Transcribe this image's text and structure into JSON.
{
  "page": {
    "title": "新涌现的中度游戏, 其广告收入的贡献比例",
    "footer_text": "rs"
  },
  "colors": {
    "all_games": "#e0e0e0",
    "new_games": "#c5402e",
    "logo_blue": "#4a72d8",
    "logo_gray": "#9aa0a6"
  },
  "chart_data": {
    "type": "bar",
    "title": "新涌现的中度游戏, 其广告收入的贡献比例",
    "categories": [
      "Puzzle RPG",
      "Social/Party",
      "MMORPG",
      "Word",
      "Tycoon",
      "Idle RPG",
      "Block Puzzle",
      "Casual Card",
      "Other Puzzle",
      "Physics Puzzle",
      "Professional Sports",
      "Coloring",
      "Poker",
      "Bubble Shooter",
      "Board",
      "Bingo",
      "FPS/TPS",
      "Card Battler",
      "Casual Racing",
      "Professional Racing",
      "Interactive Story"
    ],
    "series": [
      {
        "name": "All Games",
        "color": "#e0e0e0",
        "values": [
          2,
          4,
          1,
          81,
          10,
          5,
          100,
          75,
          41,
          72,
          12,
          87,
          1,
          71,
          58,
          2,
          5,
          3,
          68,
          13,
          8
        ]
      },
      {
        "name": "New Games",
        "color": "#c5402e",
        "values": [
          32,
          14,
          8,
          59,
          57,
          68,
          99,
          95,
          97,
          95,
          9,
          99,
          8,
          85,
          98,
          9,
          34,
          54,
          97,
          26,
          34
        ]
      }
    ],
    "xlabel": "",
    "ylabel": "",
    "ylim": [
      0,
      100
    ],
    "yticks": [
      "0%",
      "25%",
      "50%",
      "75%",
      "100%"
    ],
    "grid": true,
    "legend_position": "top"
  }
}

====

Task to complete =>
Repeat the listing exactly, from its first line to its last.

Final result =>
Transcribe this image's text and structure into JSON.
{
  "page": {
    "title": "新涌现的中度游戏, 其广告收入的贡献比例",
    "footer_text": "rs"
  },
  "colors": {
    "all_games": "#e0e0e0",
    "new_games": "#c5402e",
    "logo_blue": "#4a72d8",
    "logo_gray": "#9aa0a6"
  },
  "chart_data": {
    "type": "bar",
    "title": "新涌现的中度游戏, 其广告收入的贡献比例",
    "categories": [
      "Puzzle RPG",
      "Social/Party",
      "MMORPG",
      "Word",
      "Tycoon",
      "Idle RPG",
      "Block Puzzle",
      "Casual Card",
      "Other Puzzle",
      "Physics Puzzle",
      "Professional Sports",
      "Coloring",
      "Poker",
      "Bubble Shooter",
      "Board",
      "Bingo",
      "FPS/TPS",
      "Card Battler",
      "Casual Racing",
      "Professional Racing",
      "Interactive Story"
    ],
    "series": [
      {
        "name": "All Games",
        "color": "#e0e0e0",
        "values": [
          2,
          4,
          1,
          81,
          10,
          5,
          100,
          75,
          41,
          72,
          12,
          87,
          1,
          71,
          58,
          2,
          5,
          3,
          68,
          13,
          8
        ]
      },
      {
        "name": "New Games",
        "color": "#c5402e",
        "values": [
          32,
          14,
          8,
          59,
          57,
          68,
          99,
          95,
          97,
          95,
          9,
          99,
          8,
          85,
          98,
          9,
          34,
          54,
          97,
          26,
          34
        ]
      }
    ],
    "xlabel": "",
    "ylabel": "",
    "ylim": [
      0,
      100
    ],
    "yticks": [
      "0%",
      "25%",
      "50%",
      "75%",
      "100%"
    ],
    "grid": true,
    "legend_position": "top"
  }
}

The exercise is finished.